Exercise directions: Gather, from the data below, each line in which the word "structured" occurs.

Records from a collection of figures
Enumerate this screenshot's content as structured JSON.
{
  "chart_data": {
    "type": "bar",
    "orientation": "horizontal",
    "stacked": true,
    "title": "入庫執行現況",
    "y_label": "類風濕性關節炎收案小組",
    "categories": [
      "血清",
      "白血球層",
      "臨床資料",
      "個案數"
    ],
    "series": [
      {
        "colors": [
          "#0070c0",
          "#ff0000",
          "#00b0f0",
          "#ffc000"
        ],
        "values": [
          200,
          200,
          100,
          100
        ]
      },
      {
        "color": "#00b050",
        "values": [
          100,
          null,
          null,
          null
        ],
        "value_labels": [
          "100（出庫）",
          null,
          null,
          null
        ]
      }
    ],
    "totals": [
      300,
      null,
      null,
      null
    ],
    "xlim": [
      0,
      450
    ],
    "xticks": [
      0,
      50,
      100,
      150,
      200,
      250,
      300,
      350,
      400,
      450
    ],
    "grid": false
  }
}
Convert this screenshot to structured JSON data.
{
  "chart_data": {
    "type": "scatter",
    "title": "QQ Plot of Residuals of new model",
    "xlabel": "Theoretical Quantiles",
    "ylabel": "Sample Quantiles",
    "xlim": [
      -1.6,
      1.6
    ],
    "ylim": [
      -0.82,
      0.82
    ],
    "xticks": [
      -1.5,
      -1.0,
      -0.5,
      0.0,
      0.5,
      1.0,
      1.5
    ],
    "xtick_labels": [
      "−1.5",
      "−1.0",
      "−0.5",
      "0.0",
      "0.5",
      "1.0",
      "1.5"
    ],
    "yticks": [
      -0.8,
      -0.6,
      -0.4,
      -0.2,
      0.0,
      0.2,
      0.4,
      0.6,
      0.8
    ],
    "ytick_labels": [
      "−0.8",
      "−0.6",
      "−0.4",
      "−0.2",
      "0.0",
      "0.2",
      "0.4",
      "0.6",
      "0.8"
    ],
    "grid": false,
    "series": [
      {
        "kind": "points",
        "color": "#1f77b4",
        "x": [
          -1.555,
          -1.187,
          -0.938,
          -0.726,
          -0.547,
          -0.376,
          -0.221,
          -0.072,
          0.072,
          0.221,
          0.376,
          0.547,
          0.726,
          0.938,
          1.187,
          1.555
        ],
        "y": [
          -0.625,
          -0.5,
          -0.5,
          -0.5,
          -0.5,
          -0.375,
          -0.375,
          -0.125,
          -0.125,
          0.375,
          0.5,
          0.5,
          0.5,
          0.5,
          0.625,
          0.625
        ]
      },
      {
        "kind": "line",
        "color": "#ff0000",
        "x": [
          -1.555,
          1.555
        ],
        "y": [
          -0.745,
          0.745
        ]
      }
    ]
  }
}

Solution below:
Enumerate this screenshot's content as structured JSON.
Convert this screenshot to structured JSON data.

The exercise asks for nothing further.